WORK TO DO = Using the forum post about Sonlight below, say whether each statement agrees with it, answering yes or no and quoting the deciding words: (a) The writer used Sonlight for preschool and preK. (b) The writer has used Tapestry of Grace for three years. (c) Removing LA from the core makes the writer less likely to return to Sonlight.

EXCERPTED PASSAGE =
More general comments, not specifically in response to Slache:

 

We used Sonlight for preschool (P3/4) and preK (P4/5). Even at those young ages, I tweaked. And I did not at all like the K LA that we added to P4/5. And I used it at the younger ages rather than the older, so I felt that the books were a little too advanced for my child, but--especially after reading TWTM--I didn't want to delay Core A (intro to world cultures) until 1st and not start history until 2nd, and I didn't want to do their cycle--world cultures, 1-2 years of world history, 1-2 years of American history, repeat. I didn't get the impression that their materials would help me discuss the books with my daughter as she got older, and I need help with that.

 

And as conservative a Christian as I am, I still find a good bit of their marketing statements and some of their books (some missionary ones) to be too fundamentalist for me. I was uncertain about supporting them financially for those reasons. And then there was a big kerfluffle when they attached specific grades to the cores. I had started considering slowing down our progression through the cores, but I realized that if I did that, then I'd end up teaching my daughter with products that were labeled a grade or two below where I considered her to be, and if she picked up on that, or if my husband's employer--who pays for our homeschool expenses--picked up on that, it would be trouble. And then I realized that these kerfluffles tend to happen regularly with Sonlight, and I decided that I couldn't trust them enough to plan for more than a year or two in advance, and I'm a serious long term planner--I'm fine with changing the plan from year to year, but I want to be able to tweak a plan, not be forced to create a new one because my product supplier radically changed something.

 

So I switched to Tapestry of Grace, and I really like it (so far, at least, one year in). I do look at the Sonlight website and book lists, and I've pulled several of their books to add to our studies, or to have available for fun literature. I'll get the catalog this year--I really want to see these book descriptions I've been hearing about for years. Removing LA from the core makes me more likely to go back to SL at some point, but even then, it isn't that likely, because my overall concerns about the company haven't changed and because I like TOG, and it's easy enough to pick up additional books from the SL list if I want to.

 

I think bittersweet is a good word to describe how I feel about Sonlight. They were my entry into homeschooling. Having their "perfectly laid out" plans, and still feeling the need to tweak them, taught me a lot about how I use curriculum--specifically, that although I like something that has a plan, it needs to be not so planned that it messes everything up when I tweak it! They gave me the confidence to branch out into something that fits me better, but that I would have found overwhelming had I started with it. But I still also have a little bit of the ick factor at some aspects of the company--even though I know Christians who are less conservative than I am who love Sonlight, and I still want to love them. I just ... don't.

Agree.  Great entry point to home schooling.  We loved most of the books and I read a lot to the kids.  So glad we did that.

 

The forums took a dive when multiple people left, and the discussions became less interesting.

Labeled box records
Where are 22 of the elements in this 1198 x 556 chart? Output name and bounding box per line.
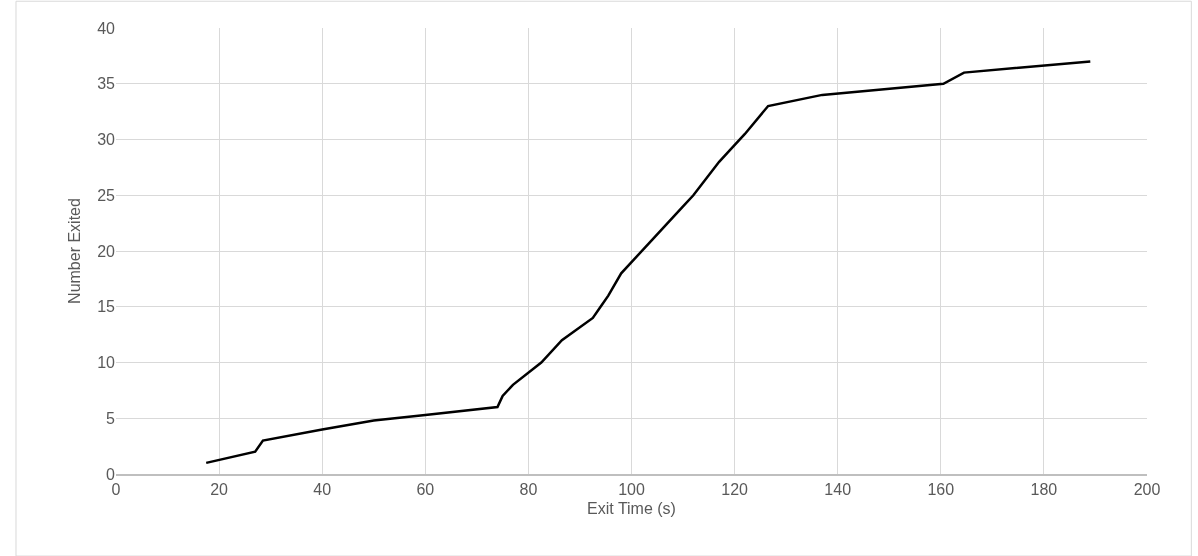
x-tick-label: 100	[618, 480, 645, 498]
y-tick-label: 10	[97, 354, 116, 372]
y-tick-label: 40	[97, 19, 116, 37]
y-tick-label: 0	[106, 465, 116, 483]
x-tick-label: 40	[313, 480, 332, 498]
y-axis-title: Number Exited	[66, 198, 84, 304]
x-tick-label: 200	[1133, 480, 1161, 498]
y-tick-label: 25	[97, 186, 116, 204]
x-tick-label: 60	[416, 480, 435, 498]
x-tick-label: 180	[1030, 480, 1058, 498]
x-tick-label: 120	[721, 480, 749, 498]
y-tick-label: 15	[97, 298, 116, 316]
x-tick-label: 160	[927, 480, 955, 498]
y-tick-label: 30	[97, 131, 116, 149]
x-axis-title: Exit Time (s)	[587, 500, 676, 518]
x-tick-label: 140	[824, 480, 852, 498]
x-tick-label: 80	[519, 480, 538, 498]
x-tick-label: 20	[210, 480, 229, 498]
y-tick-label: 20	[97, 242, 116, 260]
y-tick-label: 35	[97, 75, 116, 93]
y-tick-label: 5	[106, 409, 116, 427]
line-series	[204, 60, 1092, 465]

* * *

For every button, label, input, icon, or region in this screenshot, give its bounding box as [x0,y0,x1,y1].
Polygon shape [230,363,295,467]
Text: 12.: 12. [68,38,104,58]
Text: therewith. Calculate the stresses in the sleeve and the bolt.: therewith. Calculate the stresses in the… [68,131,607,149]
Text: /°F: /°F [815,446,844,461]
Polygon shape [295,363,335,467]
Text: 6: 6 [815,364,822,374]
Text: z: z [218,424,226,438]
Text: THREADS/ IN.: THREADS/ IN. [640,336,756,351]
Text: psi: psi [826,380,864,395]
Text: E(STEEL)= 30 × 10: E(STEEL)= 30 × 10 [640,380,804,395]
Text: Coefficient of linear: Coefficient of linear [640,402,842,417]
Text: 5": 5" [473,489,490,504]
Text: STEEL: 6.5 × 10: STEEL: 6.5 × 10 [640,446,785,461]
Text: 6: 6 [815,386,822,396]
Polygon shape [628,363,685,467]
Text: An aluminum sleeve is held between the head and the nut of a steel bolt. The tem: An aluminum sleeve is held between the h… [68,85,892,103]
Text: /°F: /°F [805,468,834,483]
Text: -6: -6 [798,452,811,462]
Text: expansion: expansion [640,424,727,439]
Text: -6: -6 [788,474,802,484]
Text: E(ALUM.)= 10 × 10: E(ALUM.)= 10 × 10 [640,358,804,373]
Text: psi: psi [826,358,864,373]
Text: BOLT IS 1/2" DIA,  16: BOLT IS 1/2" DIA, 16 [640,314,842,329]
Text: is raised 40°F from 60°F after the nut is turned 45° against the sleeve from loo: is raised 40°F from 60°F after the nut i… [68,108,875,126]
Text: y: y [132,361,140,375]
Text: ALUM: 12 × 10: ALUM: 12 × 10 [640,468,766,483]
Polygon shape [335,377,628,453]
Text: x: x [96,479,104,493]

--

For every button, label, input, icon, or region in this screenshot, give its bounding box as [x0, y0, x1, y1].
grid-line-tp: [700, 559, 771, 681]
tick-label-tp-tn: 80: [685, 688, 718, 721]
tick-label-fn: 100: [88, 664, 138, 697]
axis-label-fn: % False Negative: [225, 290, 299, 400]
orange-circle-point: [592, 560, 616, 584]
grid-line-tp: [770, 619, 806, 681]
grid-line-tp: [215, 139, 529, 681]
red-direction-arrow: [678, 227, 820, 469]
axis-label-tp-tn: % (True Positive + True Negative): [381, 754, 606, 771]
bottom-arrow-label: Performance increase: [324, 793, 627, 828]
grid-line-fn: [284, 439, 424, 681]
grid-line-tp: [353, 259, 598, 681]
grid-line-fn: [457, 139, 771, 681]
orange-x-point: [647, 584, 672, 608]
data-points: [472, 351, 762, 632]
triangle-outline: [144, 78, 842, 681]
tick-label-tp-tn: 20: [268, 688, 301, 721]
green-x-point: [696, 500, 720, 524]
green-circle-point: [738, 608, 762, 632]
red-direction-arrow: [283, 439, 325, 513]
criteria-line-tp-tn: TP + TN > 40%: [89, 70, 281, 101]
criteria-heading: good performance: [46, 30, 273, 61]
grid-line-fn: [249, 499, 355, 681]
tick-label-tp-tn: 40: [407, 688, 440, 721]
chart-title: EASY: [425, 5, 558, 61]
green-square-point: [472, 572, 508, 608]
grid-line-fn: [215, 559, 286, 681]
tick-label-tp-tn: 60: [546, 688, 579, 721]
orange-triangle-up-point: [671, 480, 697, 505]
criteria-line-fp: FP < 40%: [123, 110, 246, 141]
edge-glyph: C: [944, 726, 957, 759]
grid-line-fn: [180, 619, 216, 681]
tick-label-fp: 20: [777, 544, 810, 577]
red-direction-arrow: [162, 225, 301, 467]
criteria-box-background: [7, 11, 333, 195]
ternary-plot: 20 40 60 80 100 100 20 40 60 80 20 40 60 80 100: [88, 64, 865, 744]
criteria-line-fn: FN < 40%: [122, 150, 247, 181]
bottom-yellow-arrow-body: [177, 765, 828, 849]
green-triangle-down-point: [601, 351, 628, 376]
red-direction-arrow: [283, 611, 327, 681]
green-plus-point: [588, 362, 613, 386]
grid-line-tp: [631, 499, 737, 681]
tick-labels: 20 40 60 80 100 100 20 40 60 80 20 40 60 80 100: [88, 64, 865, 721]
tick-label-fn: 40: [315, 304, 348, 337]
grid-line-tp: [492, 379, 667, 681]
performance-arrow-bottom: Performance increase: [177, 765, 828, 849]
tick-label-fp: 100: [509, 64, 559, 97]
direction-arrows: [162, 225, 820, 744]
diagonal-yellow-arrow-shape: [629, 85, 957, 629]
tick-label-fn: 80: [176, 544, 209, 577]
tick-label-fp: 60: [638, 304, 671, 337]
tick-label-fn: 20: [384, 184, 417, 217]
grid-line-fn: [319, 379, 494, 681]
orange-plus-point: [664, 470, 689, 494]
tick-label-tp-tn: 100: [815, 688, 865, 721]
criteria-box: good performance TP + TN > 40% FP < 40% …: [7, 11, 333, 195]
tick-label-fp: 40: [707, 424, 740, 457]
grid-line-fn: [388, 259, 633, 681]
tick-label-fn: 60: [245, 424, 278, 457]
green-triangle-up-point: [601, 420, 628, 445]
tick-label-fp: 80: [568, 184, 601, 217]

EXERCISE RESULT =
(a) Yes: "We used Sonlight for preschool (P3/4) and preK (P4/5)."
(b) No: "so far, at least, one year in"
(c) No: "Removing LA from the core makes me more likely to go back to SL at some point"